◆ Your task
Report back each line of the records that contains the string "image".

◆ Record excerpts
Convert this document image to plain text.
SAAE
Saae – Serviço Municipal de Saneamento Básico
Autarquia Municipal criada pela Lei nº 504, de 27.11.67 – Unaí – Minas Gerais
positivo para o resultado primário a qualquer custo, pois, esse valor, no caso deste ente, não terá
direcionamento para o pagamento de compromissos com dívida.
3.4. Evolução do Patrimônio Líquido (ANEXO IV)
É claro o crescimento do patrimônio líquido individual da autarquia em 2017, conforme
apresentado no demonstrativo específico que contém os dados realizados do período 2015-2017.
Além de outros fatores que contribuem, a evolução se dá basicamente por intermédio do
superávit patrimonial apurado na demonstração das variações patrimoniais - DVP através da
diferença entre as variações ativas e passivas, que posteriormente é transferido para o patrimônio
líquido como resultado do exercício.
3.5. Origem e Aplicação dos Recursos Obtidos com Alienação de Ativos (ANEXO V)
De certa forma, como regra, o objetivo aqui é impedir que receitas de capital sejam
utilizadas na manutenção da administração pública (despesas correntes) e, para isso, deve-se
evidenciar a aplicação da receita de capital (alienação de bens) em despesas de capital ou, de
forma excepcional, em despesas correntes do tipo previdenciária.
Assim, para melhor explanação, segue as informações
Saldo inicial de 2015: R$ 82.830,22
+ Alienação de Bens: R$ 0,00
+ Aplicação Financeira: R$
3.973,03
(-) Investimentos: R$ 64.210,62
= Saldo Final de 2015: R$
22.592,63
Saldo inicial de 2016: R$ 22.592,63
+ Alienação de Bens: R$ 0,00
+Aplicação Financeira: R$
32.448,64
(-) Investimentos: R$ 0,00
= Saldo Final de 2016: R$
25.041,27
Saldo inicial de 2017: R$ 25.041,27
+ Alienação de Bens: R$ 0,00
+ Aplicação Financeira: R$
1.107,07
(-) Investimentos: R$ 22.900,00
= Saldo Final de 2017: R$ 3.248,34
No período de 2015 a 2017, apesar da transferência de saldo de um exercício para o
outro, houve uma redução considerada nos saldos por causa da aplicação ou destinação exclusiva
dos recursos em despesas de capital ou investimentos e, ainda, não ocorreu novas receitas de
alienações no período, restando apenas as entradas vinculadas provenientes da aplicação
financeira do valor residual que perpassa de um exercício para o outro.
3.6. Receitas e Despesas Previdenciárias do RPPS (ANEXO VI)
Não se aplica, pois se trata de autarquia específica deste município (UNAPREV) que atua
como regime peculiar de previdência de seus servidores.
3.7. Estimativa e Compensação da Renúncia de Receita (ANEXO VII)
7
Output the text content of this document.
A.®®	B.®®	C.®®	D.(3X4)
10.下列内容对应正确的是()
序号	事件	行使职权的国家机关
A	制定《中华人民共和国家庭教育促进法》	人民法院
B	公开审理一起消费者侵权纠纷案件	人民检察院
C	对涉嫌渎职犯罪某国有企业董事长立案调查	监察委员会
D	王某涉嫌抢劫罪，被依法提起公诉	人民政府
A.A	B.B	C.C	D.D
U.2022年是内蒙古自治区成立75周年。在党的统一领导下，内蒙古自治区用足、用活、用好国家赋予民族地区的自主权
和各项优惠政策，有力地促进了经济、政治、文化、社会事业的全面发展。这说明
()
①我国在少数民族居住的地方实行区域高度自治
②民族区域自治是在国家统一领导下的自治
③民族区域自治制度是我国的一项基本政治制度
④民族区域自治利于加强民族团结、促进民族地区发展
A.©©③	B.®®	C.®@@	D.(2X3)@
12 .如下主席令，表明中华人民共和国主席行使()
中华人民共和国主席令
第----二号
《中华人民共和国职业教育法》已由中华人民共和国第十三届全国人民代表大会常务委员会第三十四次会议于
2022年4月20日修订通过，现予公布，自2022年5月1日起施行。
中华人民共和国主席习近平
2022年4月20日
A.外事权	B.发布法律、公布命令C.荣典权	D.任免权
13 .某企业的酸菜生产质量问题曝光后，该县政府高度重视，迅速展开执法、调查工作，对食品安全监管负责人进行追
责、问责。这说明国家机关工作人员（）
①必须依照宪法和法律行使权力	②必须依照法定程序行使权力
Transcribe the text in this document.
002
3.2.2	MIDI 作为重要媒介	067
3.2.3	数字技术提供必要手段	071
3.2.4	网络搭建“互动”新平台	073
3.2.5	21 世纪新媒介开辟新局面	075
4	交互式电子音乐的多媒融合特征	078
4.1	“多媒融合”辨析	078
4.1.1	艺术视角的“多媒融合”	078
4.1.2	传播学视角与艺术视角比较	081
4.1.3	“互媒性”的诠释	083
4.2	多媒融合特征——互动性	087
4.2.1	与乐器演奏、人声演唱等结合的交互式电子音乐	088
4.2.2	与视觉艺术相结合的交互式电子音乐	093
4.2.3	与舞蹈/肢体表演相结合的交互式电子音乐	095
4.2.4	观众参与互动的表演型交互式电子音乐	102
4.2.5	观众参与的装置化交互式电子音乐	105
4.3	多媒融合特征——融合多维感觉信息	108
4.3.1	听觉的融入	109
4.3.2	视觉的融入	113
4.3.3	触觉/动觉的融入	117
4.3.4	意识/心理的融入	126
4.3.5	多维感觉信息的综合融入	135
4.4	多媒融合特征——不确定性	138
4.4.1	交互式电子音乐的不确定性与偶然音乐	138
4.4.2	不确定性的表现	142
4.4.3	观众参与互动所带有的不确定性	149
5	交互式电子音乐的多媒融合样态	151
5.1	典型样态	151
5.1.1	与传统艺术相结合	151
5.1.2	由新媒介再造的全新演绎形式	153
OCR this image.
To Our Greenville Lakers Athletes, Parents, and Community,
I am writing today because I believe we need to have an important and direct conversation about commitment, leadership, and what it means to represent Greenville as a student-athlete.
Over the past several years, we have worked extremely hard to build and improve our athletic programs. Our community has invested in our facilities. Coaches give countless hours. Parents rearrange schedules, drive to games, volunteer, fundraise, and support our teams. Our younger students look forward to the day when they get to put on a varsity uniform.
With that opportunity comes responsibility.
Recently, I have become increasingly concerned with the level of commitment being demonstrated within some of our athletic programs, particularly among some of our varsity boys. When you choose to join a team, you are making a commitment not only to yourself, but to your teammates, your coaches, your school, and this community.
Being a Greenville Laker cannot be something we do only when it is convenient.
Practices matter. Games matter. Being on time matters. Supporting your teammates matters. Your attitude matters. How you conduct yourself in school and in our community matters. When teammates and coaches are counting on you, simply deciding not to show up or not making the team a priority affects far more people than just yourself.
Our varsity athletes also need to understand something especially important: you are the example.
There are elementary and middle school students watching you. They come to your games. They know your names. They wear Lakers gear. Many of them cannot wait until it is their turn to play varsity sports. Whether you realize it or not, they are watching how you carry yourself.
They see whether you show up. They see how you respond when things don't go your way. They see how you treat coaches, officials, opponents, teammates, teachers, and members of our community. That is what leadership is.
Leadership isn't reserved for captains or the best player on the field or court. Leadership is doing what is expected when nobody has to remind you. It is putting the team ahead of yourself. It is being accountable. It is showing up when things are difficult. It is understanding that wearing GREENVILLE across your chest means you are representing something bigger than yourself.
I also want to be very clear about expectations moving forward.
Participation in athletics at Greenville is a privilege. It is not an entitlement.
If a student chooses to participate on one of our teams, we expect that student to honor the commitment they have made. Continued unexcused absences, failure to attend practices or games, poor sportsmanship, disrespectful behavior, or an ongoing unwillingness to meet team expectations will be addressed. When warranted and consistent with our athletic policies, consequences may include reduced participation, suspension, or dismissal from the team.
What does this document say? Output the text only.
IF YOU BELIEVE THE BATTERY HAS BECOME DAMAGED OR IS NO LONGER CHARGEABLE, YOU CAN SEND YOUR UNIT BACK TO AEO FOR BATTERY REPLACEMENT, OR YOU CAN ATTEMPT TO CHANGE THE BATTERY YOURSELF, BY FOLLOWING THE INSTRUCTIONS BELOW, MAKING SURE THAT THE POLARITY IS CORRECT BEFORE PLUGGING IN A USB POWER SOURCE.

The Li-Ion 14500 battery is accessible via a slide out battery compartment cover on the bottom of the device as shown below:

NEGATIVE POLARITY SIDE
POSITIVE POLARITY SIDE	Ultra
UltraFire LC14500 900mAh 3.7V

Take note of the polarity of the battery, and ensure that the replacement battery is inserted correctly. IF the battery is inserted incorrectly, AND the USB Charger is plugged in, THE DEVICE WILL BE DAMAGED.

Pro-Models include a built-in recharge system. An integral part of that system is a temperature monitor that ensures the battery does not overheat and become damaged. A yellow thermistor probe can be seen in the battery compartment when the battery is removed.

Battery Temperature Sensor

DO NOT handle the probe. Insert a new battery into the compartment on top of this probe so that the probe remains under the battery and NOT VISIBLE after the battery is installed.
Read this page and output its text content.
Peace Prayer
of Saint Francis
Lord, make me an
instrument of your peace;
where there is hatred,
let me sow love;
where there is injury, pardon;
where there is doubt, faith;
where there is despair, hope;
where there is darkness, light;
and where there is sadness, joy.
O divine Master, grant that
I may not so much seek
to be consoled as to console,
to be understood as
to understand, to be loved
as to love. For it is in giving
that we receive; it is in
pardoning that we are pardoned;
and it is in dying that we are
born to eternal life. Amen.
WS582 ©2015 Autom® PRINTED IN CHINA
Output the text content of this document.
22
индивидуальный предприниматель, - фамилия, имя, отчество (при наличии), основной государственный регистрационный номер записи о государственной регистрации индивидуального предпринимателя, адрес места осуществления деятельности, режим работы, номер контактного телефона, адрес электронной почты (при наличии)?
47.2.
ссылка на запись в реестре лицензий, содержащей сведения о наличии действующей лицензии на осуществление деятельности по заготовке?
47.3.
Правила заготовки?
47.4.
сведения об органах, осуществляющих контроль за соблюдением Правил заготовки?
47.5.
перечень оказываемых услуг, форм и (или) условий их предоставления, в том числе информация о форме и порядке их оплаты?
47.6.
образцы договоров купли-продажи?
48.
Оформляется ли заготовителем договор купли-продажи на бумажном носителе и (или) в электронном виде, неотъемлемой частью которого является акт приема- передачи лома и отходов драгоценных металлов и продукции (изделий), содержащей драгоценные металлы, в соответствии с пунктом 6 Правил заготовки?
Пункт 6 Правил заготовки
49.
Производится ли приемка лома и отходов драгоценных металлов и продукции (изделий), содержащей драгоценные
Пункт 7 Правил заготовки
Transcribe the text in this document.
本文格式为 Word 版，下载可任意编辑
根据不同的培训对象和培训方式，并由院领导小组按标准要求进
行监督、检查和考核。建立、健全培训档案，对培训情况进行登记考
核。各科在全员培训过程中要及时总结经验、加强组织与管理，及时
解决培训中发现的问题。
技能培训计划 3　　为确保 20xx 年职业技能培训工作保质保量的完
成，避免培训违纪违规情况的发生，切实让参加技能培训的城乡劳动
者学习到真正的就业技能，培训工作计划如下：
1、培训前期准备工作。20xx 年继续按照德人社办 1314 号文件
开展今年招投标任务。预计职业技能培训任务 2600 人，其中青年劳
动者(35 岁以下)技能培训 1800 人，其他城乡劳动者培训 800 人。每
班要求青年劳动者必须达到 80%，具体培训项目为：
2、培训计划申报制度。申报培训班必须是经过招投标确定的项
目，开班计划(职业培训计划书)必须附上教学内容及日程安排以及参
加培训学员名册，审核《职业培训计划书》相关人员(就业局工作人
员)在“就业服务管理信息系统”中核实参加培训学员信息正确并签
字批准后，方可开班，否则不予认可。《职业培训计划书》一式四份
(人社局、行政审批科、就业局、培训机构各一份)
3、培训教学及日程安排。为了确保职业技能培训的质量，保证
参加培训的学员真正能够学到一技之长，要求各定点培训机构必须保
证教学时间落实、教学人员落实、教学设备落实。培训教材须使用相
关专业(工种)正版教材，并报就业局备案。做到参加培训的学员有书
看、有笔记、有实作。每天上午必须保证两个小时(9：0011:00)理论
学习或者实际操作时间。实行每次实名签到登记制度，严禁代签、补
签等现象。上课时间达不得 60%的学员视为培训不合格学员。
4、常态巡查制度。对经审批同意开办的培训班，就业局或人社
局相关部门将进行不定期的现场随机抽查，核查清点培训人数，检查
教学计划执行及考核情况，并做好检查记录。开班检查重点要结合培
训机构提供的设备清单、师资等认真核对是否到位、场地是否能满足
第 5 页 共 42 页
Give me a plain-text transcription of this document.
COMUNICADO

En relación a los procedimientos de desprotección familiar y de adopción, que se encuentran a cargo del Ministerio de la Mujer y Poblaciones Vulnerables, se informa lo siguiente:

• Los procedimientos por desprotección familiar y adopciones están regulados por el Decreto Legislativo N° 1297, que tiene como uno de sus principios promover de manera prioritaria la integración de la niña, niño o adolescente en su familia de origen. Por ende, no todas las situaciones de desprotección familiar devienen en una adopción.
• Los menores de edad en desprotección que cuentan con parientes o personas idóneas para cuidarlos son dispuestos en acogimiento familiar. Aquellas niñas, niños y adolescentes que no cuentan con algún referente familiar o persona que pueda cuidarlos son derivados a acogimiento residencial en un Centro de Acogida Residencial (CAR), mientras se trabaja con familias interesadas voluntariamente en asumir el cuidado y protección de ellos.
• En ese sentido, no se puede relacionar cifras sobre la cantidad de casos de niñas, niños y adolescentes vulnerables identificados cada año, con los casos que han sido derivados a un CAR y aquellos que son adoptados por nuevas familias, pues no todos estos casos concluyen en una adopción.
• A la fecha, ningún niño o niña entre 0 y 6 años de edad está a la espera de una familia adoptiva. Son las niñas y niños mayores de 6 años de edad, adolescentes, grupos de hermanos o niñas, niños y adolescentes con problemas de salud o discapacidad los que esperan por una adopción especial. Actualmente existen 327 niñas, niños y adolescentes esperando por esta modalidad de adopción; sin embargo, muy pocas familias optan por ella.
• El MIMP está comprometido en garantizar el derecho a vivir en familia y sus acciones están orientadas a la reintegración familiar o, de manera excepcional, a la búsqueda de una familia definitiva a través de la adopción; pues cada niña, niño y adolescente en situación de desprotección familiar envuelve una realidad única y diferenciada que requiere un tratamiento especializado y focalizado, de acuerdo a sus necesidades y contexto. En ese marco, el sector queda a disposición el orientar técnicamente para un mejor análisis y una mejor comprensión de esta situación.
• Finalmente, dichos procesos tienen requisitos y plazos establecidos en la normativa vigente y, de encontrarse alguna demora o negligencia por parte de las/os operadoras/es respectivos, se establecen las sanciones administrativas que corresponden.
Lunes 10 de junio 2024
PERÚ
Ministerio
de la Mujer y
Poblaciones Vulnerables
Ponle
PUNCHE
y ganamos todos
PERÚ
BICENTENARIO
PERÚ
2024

◆ Exercise response
Convert this document image to plain text.
OCR this image.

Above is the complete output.